(Saved entries)
◇ ◇ ◇

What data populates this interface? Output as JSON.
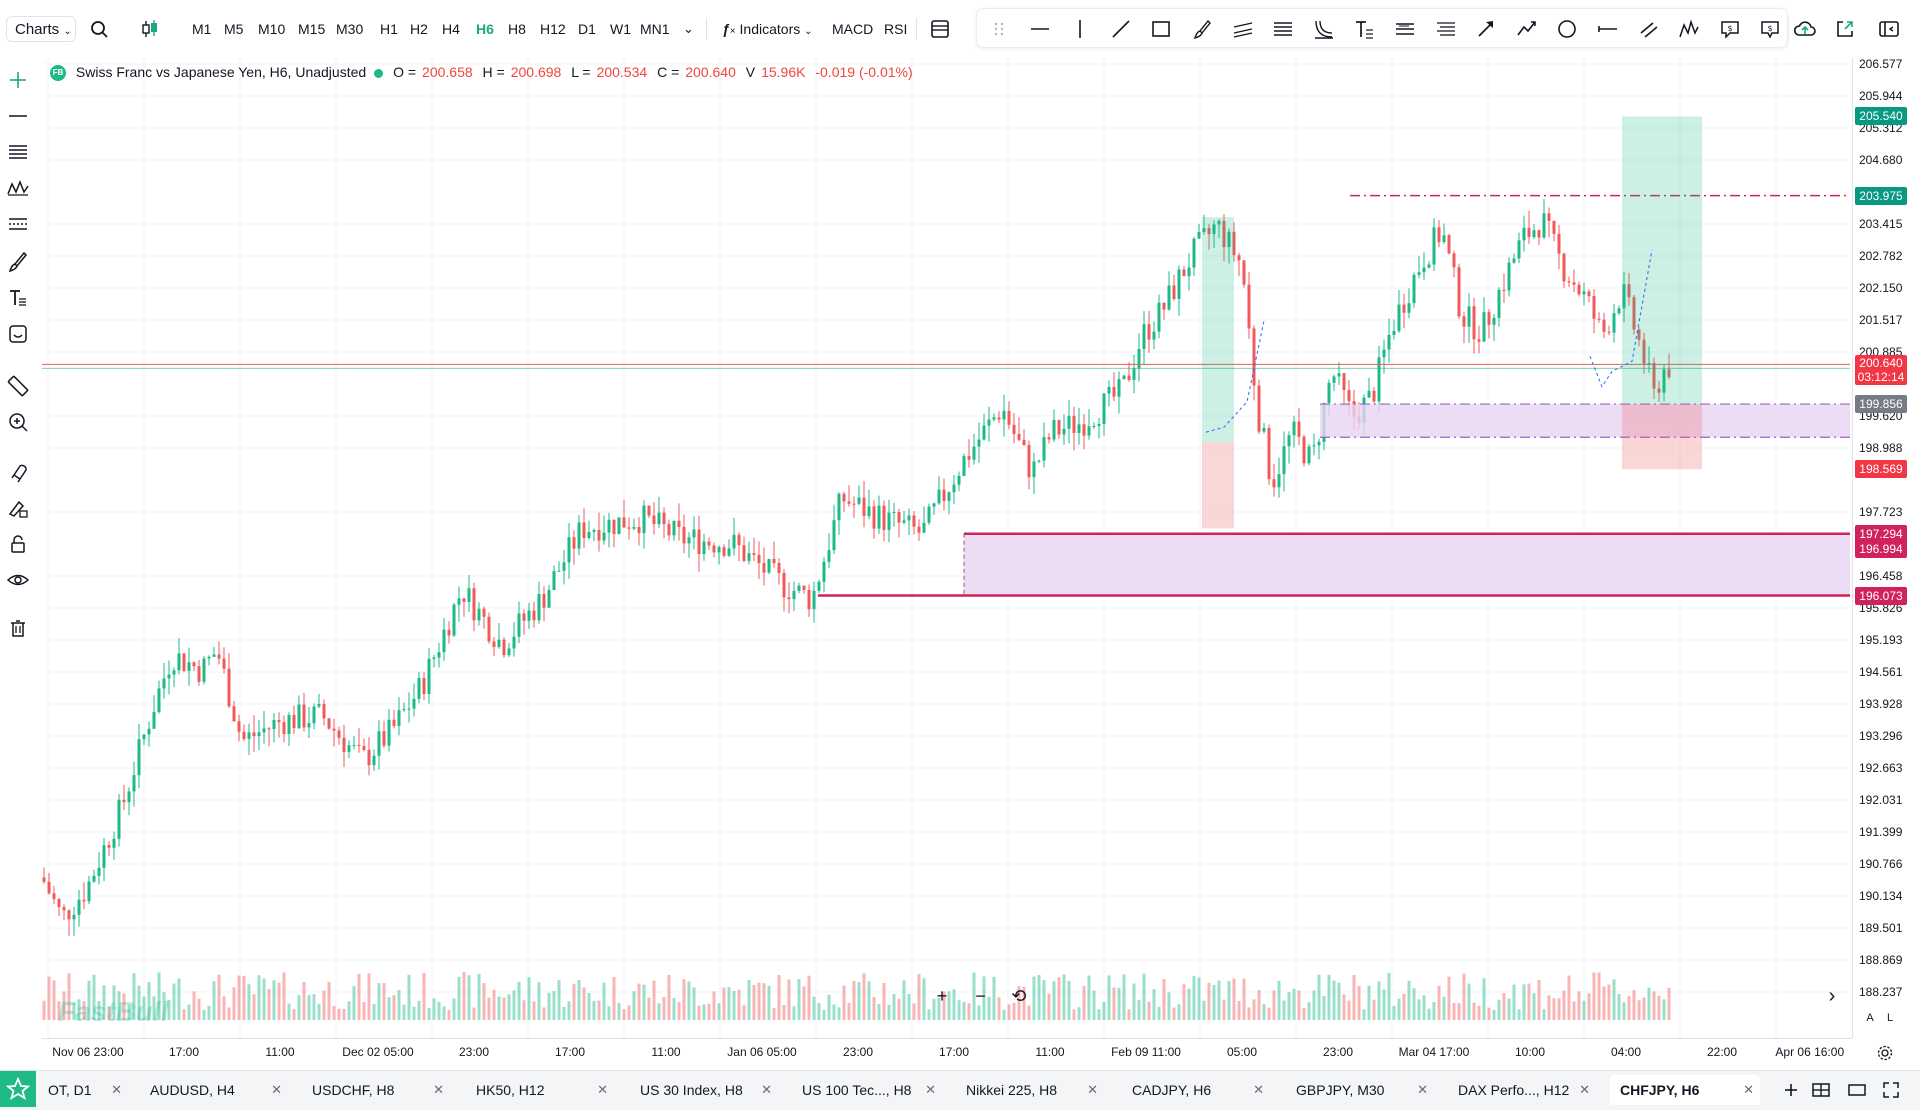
{
  "toolbar": {
    "charts_label": "Charts",
    "timeframes": [
      "M1",
      "M5",
      "M10",
      "M15",
      "M30",
      "H1",
      "H2",
      "H4",
      "H6",
      "H8",
      "H12",
      "D1",
      "W1",
      "MN1"
    ],
    "active_timeframe": "H6",
    "indicators_label": "Indicators",
    "macd_label": "MACD",
    "rsi_label": "RSI"
  },
  "drawing_tools": [
    "drag-handle-icon",
    "horizontal-line-icon",
    "vertical-line-icon",
    "trend-line-icon",
    "rectangle-icon",
    "brush-icon",
    "parallel-channel-icon",
    "fib-retracement-icon",
    "fib-fan-icon",
    "text-tool-icon",
    "pitchfork-icon",
    "gann-icon",
    "arrow-icon",
    "path-icon",
    "circle-icon",
    "ray-icon",
    "parallel-lines-icon",
    "pattern-icon",
    "price-note-icon",
    "price-label-icon"
  ],
  "legend": {
    "badge": "FB",
    "symbol_title": "Swiss Franc vs Japanese Yen, H6, Unadjusted",
    "o_label": "O =",
    "o_value": "200.658",
    "h_label": "H =",
    "h_value": "200.698",
    "l_label": "L =",
    "l_value": "200.534",
    "c_label": "C =",
    "c_value": "200.640",
    "v_label": "V",
    "v_value": "15.96K",
    "change": "-0.019 (-0.01%)"
  },
  "watermark": "FastBull",
  "price_axis": {
    "labels": [
      "206.577",
      "205.944",
      "205.312",
      "204.680",
      "203.415",
      "202.782",
      "202.150",
      "201.517",
      "200.885",
      "199.620",
      "198.988",
      "197.723",
      "196.458",
      "195.826",
      "195.193",
      "194.561",
      "193.928",
      "193.296",
      "192.663",
      "192.031",
      "191.399",
      "190.766",
      "190.134",
      "189.501",
      "188.869",
      "188.237"
    ],
    "tags": [
      {
        "text": "205.540",
        "color": "#089981"
      },
      {
        "text": "203.975",
        "color": "#089981"
      },
      {
        "text": "200.640",
        "sub": "03:12:14",
        "color": "#f23645"
      },
      {
        "text": "199.856",
        "color": "#787b86"
      },
      {
        "text": "198.569",
        "color": "#f23645"
      },
      {
        "text": "197.294",
        "color": "#d1225b"
      },
      {
        "text": "196.994",
        "color": "#d1225b"
      },
      {
        "text": "196.073",
        "color": "#d1225b"
      }
    ],
    "mode_auto": "A",
    "mode_log": "L"
  },
  "time_axis": {
    "labels": [
      "Nov 06 23:00",
      "17:00",
      "11:00",
      "Dec 02 05:00",
      "23:00",
      "17:00",
      "11:00",
      "Jan 06 05:00",
      "23:00",
      "17:00",
      "11:00",
      "Feb 09 11:00",
      "05:00",
      "23:00",
      "Mar 04 17:00",
      "10:00",
      "04:00",
      "22:00",
      "Apr 06 16:00"
    ]
  },
  "tabs": [
    {
      "label": "OT, D1",
      "active": false
    },
    {
      "label": "AUDUSD, H4",
      "active": false
    },
    {
      "label": "USDCHF, H8",
      "active": false
    },
    {
      "label": "HK50, H12",
      "active": false
    },
    {
      "label": "US 30 Index, H8",
      "active": false
    },
    {
      "label": "US 100 Tec..., H8",
      "active": false
    },
    {
      "label": "Nikkei 225, H8",
      "active": false
    },
    {
      "label": "CADJPY, H6",
      "active": false
    },
    {
      "label": "GBPJPY, M30",
      "active": false
    },
    {
      "label": "DAX Perfo..., H12",
      "active": false
    },
    {
      "label": "CHFJPY, H6",
      "active": true
    }
  ],
  "tab_close": "✕",
  "zoom": {
    "plus": "+",
    "minus": "−",
    "reset": "⟲"
  },
  "colors": {
    "up": "#1db987",
    "down": "#f05a5a",
    "accent": "#1aa87f",
    "zone_magenta": "#d1225b",
    "zone_fill": "#e8d4f1"
  }
}
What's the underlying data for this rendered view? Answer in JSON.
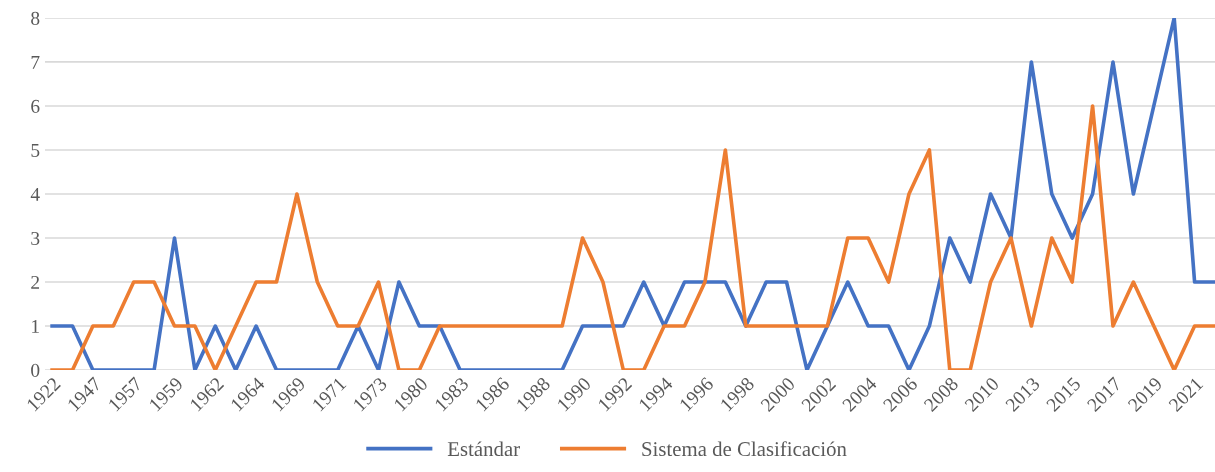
{
  "chart_data": {
    "type": "line",
    "categories": [
      "1922",
      null,
      "1947",
      null,
      "1957",
      null,
      "1959",
      null,
      "1962",
      null,
      "1964",
      null,
      "1969",
      null,
      "1971",
      null,
      "1973",
      null,
      "1980",
      null,
      "1983",
      null,
      "1986",
      null,
      "1988",
      null,
      "1990",
      null,
      "1992",
      null,
      "1994",
      null,
      "1996",
      null,
      "1998",
      null,
      "2000",
      null,
      "2002",
      null,
      "2004",
      null,
      "2006",
      null,
      "2008",
      null,
      "2010",
      null,
      "2013",
      null,
      "2015",
      null,
      "2017",
      null,
      "2019",
      null,
      "2021",
      null
    ],
    "series": [
      {
        "name": "Estándar",
        "color": "#4472c4",
        "values": [
          1,
          1,
          0,
          0,
          0,
          0,
          3,
          0,
          1,
          0,
          1,
          0,
          0,
          0,
          0,
          1,
          0,
          2,
          1,
          1,
          0,
          0,
          0,
          0,
          0,
          0,
          1,
          1,
          1,
          2,
          1,
          2,
          2,
          2,
          1,
          2,
          2,
          0,
          1,
          2,
          1,
          1,
          0,
          1,
          3,
          2,
          4,
          3,
          7,
          4,
          3,
          4,
          7,
          4,
          6,
          8,
          2,
          2
        ]
      },
      {
        "name": "Sistema de Clasificación",
        "color": "#ed7d31",
        "values": [
          0,
          0,
          1,
          1,
          2,
          2,
          1,
          1,
          0,
          1,
          2,
          2,
          4,
          2,
          1,
          1,
          2,
          0,
          0,
          1,
          1,
          1,
          1,
          1,
          1,
          1,
          3,
          2,
          0,
          0,
          1,
          1,
          2,
          5,
          1,
          1,
          1,
          1,
          1,
          3,
          3,
          2,
          4,
          5,
          0,
          0,
          2,
          3,
          1,
          3,
          2,
          6,
          1,
          2,
          1,
          0,
          1,
          1
        ]
      }
    ],
    "ylim": [
      0,
      8
    ],
    "yticks": [
      0,
      1,
      2,
      3,
      4,
      5,
      6,
      7,
      8
    ],
    "grid": "y",
    "legend": "bottom",
    "line_style": "solid",
    "marker": "none"
  }
}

◇ ◇ ◇

= TASK DIRECTIONS =
Give back all entries exactly. No pictures belong in the copy.

= ANSWER FOR THIS EXERCISE =
What data populates this interface? Output as JSON.
{
  "toolbar": {
    "charts_label": "Charts",
    "timeframes": [
      "M1",
      "M5",
      "M10",
      "M15",
      "M30",
      "H1",
      "H2",
      "H4",
      "H6",
      "H8",
      "H12",
      "D1",
      "W1",
      "MN1"
    ],
    "active_timeframe": "H6",
    "indicators_label": "Indicators",
    "macd_label": "MACD",
    "rsi_label": "RSI"
  },
  "drawing_tools": [
    "drag-handle-icon",
    "horizontal-line-icon",
    "vertical-line-icon",
    "trend-line-icon",
    "rectangle-icon",
    "brush-icon",
    "parallel-channel-icon",
    "fib-retracement-icon",
    "fib-fan-icon",
    "text-tool-icon",
    "pitchfork-icon",
    "gann-icon",
    "arrow-icon",
    "path-icon",
    "circle-icon",
    "ray-icon",
    "parallel-lines-icon",
    "pattern-icon",
    "price-note-icon",
    "price-label-icon"
  ],
  "legend": {
    "badge": "FB",
    "symbol_title": "Swiss Franc vs Japanese Yen, H6, Unadjusted",
    "o_label": "O =",
    "o_value": "200.658",
    "h_label": "H =",
    "h_value": "200.698",
    "l_label": "L =",
    "l_value": "200.534",
    "c_label": "C =",
    "c_value": "200.640",
    "v_label": "V",
    "v_value": "15.96K",
    "change": "-0.019 (-0.01%)"
  },
  "watermark": "FastBull",
  "price_axis": {
    "labels": [
      "206.577",
      "205.944",
      "205.312",
      "204.680",
      "203.415",
      "202.782",
      "202.150",
      "201.517",
      "200.885",
      "199.620",
      "198.988",
      "197.723",
      "196.458",
      "195.826",
      "195.193",
      "194.561",
      "193.928",
      "193.296",
      "192.663",
      "192.031",
      "191.399",
      "190.766",
      "190.134",
      "189.501",
      "188.869",
      "188.237"
    ],
    "tags": [
      {
        "text": "205.540",
        "color": "#089981"
      },
      {
        "text": "203.975",
        "color": "#089981"
      },
      {
        "text": "200.640",
        "sub": "03:12:14",
        "color": "#f23645"
      },
      {
        "text": "199.856",
        "color": "#787b86"
      },
      {
        "text": "198.569",
        "color": "#f23645"
      },
      {
        "text": "197.294",
        "color": "#d1225b"
      },
      {
        "text": "196.994",
        "color": "#d1225b"
      },
      {
        "text": "196.073",
        "color": "#d1225b"
      }
    ],
    "mode_auto": "A",
    "mode_log": "L"
  },
  "time_axis": {
    "labels": [
      "Nov 06 23:00",
      "17:00",
      "11:00",
      "Dec 02 05:00",
      "23:00",
      "17:00",
      "11:00",
      "Jan 06 05:00",
      "23:00",
      "17:00",
      "11:00",
      "Feb 09 11:00",
      "05:00",
      "23:00",
      "Mar 04 17:00",
      "10:00",
      "04:00",
      "22:00",
      "Apr 06 16:00"
    ]
  },
  "tabs": [
    {
      "label": "OT, D1",
      "active": false
    },
    {
      "label": "AUDUSD, H4",
      "active": false
    },
    {
      "label": "USDCHF, H8",
      "active": false
    },
    {
      "label": "HK50, H12",
      "active": false
    },
    {
      "label": "US 30 Index, H8",
      "active": false
    },
    {
      "label": "US 100 Tec..., H8",
      "active": false
    },
    {
      "label": "Nikkei 225, H8",
      "active": false
    },
    {
      "label": "CADJPY, H6",
      "active": false
    },
    {
      "label": "GBPJPY, M30",
      "active": false
    },
    {
      "label": "DAX Perfo..., H12",
      "active": false
    },
    {
      "label": "CHFJPY, H6",
      "active": true
    }
  ],
  "tab_close": "✕",
  "zoom": {
    "plus": "+",
    "minus": "−",
    "reset": "⟲"
  },
  "colors": {
    "up": "#1db987",
    "down": "#f05a5a",
    "accent": "#1aa87f",
    "zone_magenta": "#d1225b",
    "zone_fill": "#e8d4f1"
  }
}
What's the underlying data for this rendered view? Answer in JSON.
{
  "chart_data": {
    "type": "line",
    "categories": [
      "1922",
      null,
      "1947",
      null,
      "1957",
      null,
      "1959",
      null,
      "1962",
      null,
      "1964",
      null,
      "1969",
      null,
      "1971",
      null,
      "1973",
      null,
      "1980",
      null,
      "1983",
      null,
      "1986",
      null,
      "1988",
      null,
      "1990",
      null,
      "1992",
      null,
      "1994",
      null,
      "1996",
      null,
      "1998",
      null,
      "2000",
      null,
      "2002",
      null,
      "2004",
      null,
      "2006",
      null,
      "2008",
      null,
      "2010",
      null,
      "2013",
      null,
      "2015",
      null,
      "2017",
      null,
      "2019",
      null,
      "2021",
      null
    ],
    "series": [
      {
        "name": "Estándar",
        "color": "#4472c4",
        "values": [
          1,
          1,
          0,
          0,
          0,
          0,
          3,
          0,
          1,
          0,
          1,
          0,
          0,
          0,
          0,
          1,
          0,
          2,
          1,
          1,
          0,
          0,
          0,
          0,
          0,
          0,
          1,
          1,
          1,
          2,
          1,
          2,
          2,
          2,
          1,
          2,
          2,
          0,
          1,
          2,
          1,
          1,
          0,
          1,
          3,
          2,
          4,
          3,
          7,
          4,
          3,
          4,
          7,
          4,
          6,
          8,
          2,
          2
        ]
      },
      {
        "name": "Sistema de Clasificación",
        "color": "#ed7d31",
        "values": [
          0,
          0,
          1,
          1,
          2,
          2,
          1,
          1,
          0,
          1,
          2,
          2,
          4,
          2,
          1,
          1,
          2,
          0,
          0,
          1,
          1,
          1,
          1,
          1,
          1,
          1,
          3,
          2,
          0,
          0,
          1,
          1,
          2,
          5,
          1,
          1,
          1,
          1,
          1,
          3,
          3,
          2,
          4,
          5,
          0,
          0,
          2,
          3,
          1,
          3,
          2,
          6,
          1,
          2,
          1,
          0,
          1,
          1
        ]
      }
    ],
    "ylim": [
      0,
      8
    ],
    "yticks": [
      0,
      1,
      2,
      3,
      4,
      5,
      6,
      7,
      8
    ],
    "grid": "y",
    "legend": "bottom",
    "line_style": "solid",
    "marker": "none"
  }
}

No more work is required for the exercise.